### SET EXERCISE
Could you give the data below again, exactly and completely?

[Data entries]
'''
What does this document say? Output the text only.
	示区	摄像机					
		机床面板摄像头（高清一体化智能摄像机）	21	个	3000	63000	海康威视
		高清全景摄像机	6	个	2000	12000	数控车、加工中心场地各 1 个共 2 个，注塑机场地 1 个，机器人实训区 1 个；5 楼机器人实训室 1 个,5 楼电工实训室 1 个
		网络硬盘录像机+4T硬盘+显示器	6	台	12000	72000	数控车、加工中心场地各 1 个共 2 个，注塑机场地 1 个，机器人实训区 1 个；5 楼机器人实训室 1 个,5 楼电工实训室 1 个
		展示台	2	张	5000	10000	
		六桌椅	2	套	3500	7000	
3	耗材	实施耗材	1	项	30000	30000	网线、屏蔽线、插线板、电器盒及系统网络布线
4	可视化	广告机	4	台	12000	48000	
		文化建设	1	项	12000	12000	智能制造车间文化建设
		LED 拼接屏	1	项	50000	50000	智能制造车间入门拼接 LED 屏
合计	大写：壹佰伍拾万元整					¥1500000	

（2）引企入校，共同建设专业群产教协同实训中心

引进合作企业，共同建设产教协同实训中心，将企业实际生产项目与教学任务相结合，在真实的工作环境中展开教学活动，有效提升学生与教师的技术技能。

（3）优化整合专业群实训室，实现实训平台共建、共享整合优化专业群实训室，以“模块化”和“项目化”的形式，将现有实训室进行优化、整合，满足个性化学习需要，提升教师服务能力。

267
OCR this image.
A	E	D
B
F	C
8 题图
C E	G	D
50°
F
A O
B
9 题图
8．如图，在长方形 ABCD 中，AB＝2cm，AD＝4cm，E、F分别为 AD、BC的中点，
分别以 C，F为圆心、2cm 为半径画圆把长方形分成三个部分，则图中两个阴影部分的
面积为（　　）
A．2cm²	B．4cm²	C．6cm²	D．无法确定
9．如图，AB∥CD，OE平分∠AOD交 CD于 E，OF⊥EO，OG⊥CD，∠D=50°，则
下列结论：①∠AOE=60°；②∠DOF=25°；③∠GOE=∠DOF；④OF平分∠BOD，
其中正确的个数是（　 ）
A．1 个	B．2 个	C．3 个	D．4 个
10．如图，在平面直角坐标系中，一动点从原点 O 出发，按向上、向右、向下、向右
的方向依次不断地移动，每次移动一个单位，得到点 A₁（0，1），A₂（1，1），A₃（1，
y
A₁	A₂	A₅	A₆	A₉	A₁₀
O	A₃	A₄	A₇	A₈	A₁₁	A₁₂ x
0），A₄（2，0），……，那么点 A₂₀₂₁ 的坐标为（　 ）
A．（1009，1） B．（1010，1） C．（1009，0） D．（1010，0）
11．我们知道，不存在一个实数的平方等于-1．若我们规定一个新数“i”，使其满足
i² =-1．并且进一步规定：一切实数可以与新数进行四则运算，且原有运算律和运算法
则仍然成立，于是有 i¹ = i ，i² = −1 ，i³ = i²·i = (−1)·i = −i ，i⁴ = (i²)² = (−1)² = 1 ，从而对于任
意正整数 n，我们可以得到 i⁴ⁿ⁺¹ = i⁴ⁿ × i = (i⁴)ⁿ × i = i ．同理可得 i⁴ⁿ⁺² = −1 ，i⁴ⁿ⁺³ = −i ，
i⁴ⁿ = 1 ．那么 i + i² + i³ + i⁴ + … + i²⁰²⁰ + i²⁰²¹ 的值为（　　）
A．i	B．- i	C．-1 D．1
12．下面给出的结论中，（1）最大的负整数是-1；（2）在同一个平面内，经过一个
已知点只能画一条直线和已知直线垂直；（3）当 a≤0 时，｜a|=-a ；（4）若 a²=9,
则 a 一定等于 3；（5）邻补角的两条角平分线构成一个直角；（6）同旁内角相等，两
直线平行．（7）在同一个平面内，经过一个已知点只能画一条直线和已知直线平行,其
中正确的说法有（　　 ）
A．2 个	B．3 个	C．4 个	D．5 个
'''
### OUTPUT BELOW
What does this document say? Output the text only.
	示区	摄像机					
		机床面板摄像头（高清一体化智能摄像机）	21	个	3000	63000	海康威视
		高清全景摄像机	6	个	2000	12000	数控车、加工中心场地各 1 个共 2 个，注塑机场地 1 个，机器人实训区 1 个；5 楼机器人实训室 1 个,5 楼电工实训室 1 个
		网络硬盘录像机+4T硬盘+显示器	6	台	12000	72000	数控车、加工中心场地各 1 个共 2 个，注塑机场地 1 个，机器人实训区 1 个；5 楼机器人实训室 1 个,5 楼电工实训室 1 个
		展示台	2	张	5000	10000	
		六桌椅	2	套	3500	7000	
3	耗材	实施耗材	1	项	30000	30000	网线、屏蔽线、插线板、电器盒及系统网络布线
4	可视化	广告机	4	台	12000	48000	
		文化建设	1	项	12000	12000	智能制造车间文化建设
		LED 拼接屏	1	项	50000	50000	智能制造车间入门拼接 LED 屏
合计	大写：壹佰伍拾万元整					¥1500000	

（2）引企入校，共同建设专业群产教协同实训中心

引进合作企业，共同建设产教协同实训中心，将企业实际生产项目与教学任务相结合，在真实的工作环境中展开教学活动，有效提升学生与教师的技术技能。

（3）优化整合专业群实训室，实现实训平台共建、共享整合优化专业群实训室，以“模块化”和“项目化”的形式，将现有实训室进行优化、整合，满足个性化学习需要，提升教师服务能力。

267
OCR this image.
A	E	D
B
F	C
8 题图
C E	G	D
50°
F
A O
B
9 题图
8．如图，在长方形 ABCD 中，AB＝2cm，AD＝4cm，E、F分别为 AD、BC的中点，
分别以 C，F为圆心、2cm 为半径画圆把长方形分成三个部分，则图中两个阴影部分的
面积为（　　）
A．2cm²	B．4cm²	C．6cm²	D．无法确定
9．如图，AB∥CD，OE平分∠AOD交 CD于 E，OF⊥EO，OG⊥CD，∠D=50°，则
下列结论：①∠AOE=60°；②∠DOF=25°；③∠GOE=∠DOF；④OF平分∠BOD，
其中正确的个数是（　 ）
A．1 个	B．2 个	C．3 个	D．4 个
10．如图，在平面直角坐标系中，一动点从原点 O 出发，按向上、向右、向下、向右
的方向依次不断地移动，每次移动一个单位，得到点 A₁（0，1），A₂（1，1），A₃（1，
y
A₁	A₂	A₅	A₆	A₉	A₁₀
O	A₃	A₄	A₇	A₈	A₁₁	A₁₂ x
0），A₄（2，0），……，那么点 A₂₀₂₁ 的坐标为（　 ）
A．（1009，1） B．（1010，1） C．（1009，0） D．（1010，0）
11．我们知道，不存在一个实数的平方等于-1．若我们规定一个新数“i”，使其满足
i² =-1．并且进一步规定：一切实数可以与新数进行四则运算，且原有运算律和运算法
则仍然成立，于是有 i¹ = i ，i² = −1 ，i³ = i²·i = (−1)·i = −i ，i⁴ = (i²)² = (−1)² = 1 ，从而对于任
意正整数 n，我们可以得到 i⁴ⁿ⁺¹ = i⁴ⁿ × i = (i⁴)ⁿ × i = i ．同理可得 i⁴ⁿ⁺² = −1 ，i⁴ⁿ⁺³ = −i ，
i⁴ⁿ = 1 ．那么 i + i² + i³ + i⁴ + … + i²⁰²⁰ + i²⁰²¹ 的值为（　　）
A．i	B．- i	C．-1 D．1
12．下面给出的结论中，（1）最大的负整数是-1；（2）在同一个平面内，经过一个
已知点只能画一条直线和已知直线垂直；（3）当 a≤0 时，｜a|=-a ；（4）若 a²=9,
则 a 一定等于 3；（5）邻补角的两条角平分线构成一个直角；（6）同旁内角相等，两
直线平行．（7）在同一个平面内，经过一个已知点只能画一条直线和已知直线平行,其
中正确的说法有（　　 ）
A．2 个	B．3 个	C．4 个	D．5 个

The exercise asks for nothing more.